+++ Provided entries
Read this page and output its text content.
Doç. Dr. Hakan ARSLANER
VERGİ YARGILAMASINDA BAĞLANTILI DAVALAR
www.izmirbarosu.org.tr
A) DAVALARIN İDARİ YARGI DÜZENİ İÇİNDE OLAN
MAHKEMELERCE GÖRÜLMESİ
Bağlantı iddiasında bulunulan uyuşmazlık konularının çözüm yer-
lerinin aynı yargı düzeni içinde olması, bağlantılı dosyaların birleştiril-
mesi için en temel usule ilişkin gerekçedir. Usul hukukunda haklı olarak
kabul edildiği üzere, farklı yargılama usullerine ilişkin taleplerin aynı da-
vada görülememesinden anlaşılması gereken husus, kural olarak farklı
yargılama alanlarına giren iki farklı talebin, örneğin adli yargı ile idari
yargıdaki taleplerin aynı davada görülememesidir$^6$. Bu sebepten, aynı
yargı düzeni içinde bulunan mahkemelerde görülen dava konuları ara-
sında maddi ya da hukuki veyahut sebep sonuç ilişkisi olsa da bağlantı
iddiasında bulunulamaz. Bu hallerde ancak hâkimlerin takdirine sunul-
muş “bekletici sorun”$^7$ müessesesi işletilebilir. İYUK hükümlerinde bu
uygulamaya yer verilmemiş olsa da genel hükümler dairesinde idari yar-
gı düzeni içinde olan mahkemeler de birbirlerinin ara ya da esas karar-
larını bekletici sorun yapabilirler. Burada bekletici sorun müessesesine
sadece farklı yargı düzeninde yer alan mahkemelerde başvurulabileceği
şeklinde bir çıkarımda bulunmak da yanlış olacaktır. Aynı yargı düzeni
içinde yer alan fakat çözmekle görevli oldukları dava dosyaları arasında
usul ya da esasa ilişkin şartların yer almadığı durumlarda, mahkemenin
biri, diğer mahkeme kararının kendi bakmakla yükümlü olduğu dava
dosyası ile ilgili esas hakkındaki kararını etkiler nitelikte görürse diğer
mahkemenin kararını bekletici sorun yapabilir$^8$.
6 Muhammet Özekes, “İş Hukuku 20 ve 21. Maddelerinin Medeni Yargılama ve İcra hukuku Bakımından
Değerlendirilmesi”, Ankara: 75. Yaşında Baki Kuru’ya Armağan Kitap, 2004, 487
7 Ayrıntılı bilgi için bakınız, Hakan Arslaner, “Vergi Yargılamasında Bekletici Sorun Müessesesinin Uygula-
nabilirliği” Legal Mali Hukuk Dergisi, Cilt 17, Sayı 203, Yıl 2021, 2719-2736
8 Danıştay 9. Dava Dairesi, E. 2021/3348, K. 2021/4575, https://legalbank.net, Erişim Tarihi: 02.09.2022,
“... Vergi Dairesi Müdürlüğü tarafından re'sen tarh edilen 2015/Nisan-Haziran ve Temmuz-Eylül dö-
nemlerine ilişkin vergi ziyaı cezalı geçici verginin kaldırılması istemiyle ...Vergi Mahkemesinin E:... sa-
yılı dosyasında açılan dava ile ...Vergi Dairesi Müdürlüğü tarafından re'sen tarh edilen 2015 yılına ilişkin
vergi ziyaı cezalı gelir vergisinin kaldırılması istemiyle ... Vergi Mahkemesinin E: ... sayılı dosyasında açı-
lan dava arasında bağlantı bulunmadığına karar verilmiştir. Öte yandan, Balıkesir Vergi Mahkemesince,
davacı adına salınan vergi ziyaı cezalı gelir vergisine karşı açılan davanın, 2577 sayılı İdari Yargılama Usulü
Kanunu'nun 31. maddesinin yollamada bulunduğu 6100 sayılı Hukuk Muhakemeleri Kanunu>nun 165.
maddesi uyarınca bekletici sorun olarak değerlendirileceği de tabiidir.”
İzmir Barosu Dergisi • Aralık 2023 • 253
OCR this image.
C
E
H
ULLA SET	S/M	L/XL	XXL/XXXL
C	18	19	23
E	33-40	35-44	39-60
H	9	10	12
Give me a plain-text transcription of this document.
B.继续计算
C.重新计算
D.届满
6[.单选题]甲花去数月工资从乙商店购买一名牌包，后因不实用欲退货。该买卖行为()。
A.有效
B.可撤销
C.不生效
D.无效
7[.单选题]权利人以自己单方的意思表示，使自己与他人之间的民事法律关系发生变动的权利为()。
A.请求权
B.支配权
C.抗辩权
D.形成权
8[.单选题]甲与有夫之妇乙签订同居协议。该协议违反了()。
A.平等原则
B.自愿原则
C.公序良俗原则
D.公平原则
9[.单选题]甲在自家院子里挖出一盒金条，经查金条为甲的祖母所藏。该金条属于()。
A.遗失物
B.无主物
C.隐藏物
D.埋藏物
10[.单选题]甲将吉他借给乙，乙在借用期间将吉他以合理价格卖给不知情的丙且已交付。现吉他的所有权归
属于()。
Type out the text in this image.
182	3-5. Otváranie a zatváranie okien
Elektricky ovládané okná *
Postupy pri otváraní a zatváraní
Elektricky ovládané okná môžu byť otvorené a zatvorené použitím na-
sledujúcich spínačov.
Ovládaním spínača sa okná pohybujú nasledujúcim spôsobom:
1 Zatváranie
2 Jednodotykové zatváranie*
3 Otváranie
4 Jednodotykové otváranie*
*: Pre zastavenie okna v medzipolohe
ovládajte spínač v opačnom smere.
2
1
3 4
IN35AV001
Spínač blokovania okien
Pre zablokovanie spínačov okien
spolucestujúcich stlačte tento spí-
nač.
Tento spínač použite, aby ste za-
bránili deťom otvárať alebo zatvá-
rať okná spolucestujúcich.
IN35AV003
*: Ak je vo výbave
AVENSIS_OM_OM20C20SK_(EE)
++++++
Stated problem:
Write out the entries above once more, without altering anything.

Result of this task:
Read this page and output its text content.
Doç. Dr. Hakan ARSLANER
VERGİ YARGILAMASINDA BAĞLANTILI DAVALAR
www.izmirbarosu.org.tr
A) DAVALARIN İDARİ YARGI DÜZENİ İÇİNDE OLAN
MAHKEMELERCE GÖRÜLMESİ
Bağlantı iddiasında bulunulan uyuşmazlık konularının çözüm yer-
lerinin aynı yargı düzeni içinde olması, bağlantılı dosyaların birleştiril-
mesi için en temel usule ilişkin gerekçedir. Usul hukukunda haklı olarak
kabul edildiği üzere, farklı yargılama usullerine ilişkin taleplerin aynı da-
vada görülememesinden anlaşılması gereken husus, kural olarak farklı
yargılama alanlarına giren iki farklı talebin, örneğin adli yargı ile idari
yargıdaki taleplerin aynı davada görülememesidir$^6$. Bu sebepten, aynı
yargı düzeni içinde bulunan mahkemelerde görülen dava konuları ara-
sında maddi ya da hukuki veyahut sebep sonuç ilişkisi olsa da bağlantı
iddiasında bulunulamaz. Bu hallerde ancak hâkimlerin takdirine sunul-
muş “bekletici sorun”$^7$ müessesesi işletilebilir. İYUK hükümlerinde bu
uygulamaya yer verilmemiş olsa da genel hükümler dairesinde idari yar-
gı düzeni içinde olan mahkemeler de birbirlerinin ara ya da esas karar-
larını bekletici sorun yapabilirler. Burada bekletici sorun müessesesine
sadece farklı yargı düzeninde yer alan mahkemelerde başvurulabileceği
şeklinde bir çıkarımda bulunmak da yanlış olacaktır. Aynı yargı düzeni
içinde yer alan fakat çözmekle görevli oldukları dava dosyaları arasında
usul ya da esasa ilişkin şartların yer almadığı durumlarda, mahkemenin
biri, diğer mahkeme kararının kendi bakmakla yükümlü olduğu dava
dosyası ile ilgili esas hakkındaki kararını etkiler nitelikte görürse diğer
mahkemenin kararını bekletici sorun yapabilir$^8$.
6 Muhammet Özekes, “İş Hukuku 20 ve 21. Maddelerinin Medeni Yargılama ve İcra hukuku Bakımından
Değerlendirilmesi”, Ankara: 75. Yaşında Baki Kuru’ya Armağan Kitap, 2004, 487
7 Ayrıntılı bilgi için bakınız, Hakan Arslaner, “Vergi Yargılamasında Bekletici Sorun Müessesesinin Uygula-
nabilirliği” Legal Mali Hukuk Dergisi, Cilt 17, Sayı 203, Yıl 2021, 2719-2736
8 Danıştay 9. Dava Dairesi, E. 2021/3348, K. 2021/4575, https://legalbank.net, Erişim Tarihi: 02.09.2022,
“... Vergi Dairesi Müdürlüğü tarafından re'sen tarh edilen 2015/Nisan-Haziran ve Temmuz-Eylül dö-
nemlerine ilişkin vergi ziyaı cezalı geçici verginin kaldırılması istemiyle ...Vergi Mahkemesinin E:... sa-
yılı dosyasında açılan dava ile ...Vergi Dairesi Müdürlüğü tarafından re'sen tarh edilen 2015 yılına ilişkin
vergi ziyaı cezalı gelir vergisinin kaldırılması istemiyle ... Vergi Mahkemesinin E: ... sayılı dosyasında açı-
lan dava arasında bağlantı bulunmadığına karar verilmiştir. Öte yandan, Balıkesir Vergi Mahkemesince,
davacı adına salınan vergi ziyaı cezalı gelir vergisine karşı açılan davanın, 2577 sayılı İdari Yargılama Usulü
Kanunu'nun 31. maddesinin yollamada bulunduğu 6100 sayılı Hukuk Muhakemeleri Kanunu>nun 165.
maddesi uyarınca bekletici sorun olarak değerlendirileceği de tabiidir.”
İzmir Barosu Dergisi • Aralık 2023 • 253
OCR this image.
C
E
H
ULLA SET	S/M	L/XL	XXL/XXXL
C	18	19	23
E	33-40	35-44	39-60
H	9	10	12
Give me a plain-text transcription of this document.
B.继续计算
C.重新计算
D.届满
6[.单选题]甲花去数月工资从乙商店购买一名牌包，后因不实用欲退货。该买卖行为()。
A.有效
B.可撤销
C.不生效
D.无效
7[.单选题]权利人以自己单方的意思表示，使自己与他人之间的民事法律关系发生变动的权利为()。
A.请求权
B.支配权
C.抗辩权
D.形成权
8[.单选题]甲与有夫之妇乙签订同居协议。该协议违反了()。
A.平等原则
B.自愿原则
C.公序良俗原则
D.公平原则
9[.单选题]甲在自家院子里挖出一盒金条，经查金条为甲的祖母所藏。该金条属于()。
A.遗失物
B.无主物
C.隐藏物
D.埋藏物
10[.单选题]甲将吉他借给乙，乙在借用期间将吉他以合理价格卖给不知情的丙且已交付。现吉他的所有权归
属于()。
Type out the text in this image.
182	3-5. Otváranie a zatváranie okien
Elektricky ovládané okná *
Postupy pri otváraní a zatváraní
Elektricky ovládané okná môžu byť otvorené a zatvorené použitím na-
sledujúcich spínačov.
Ovládaním spínača sa okná pohybujú nasledujúcim spôsobom:
1 Zatváranie
2 Jednodotykové zatváranie*
3 Otváranie
4 Jednodotykové otváranie*
*: Pre zastavenie okna v medzipolohe
ovládajte spínač v opačnom smere.
2
1
3 4
IN35AV001
Spínač blokovania okien
Pre zablokovanie spínačov okien
spolucestujúcich stlačte tento spí-
nač.
Tento spínač použite, aby ste za-
bránili deťom otvárať alebo zatvá-
rať okná spolucestujúcich.
IN35AV003
*: Ak je vo výbave
AVENSIS_OM_OM20C20SK_(EE)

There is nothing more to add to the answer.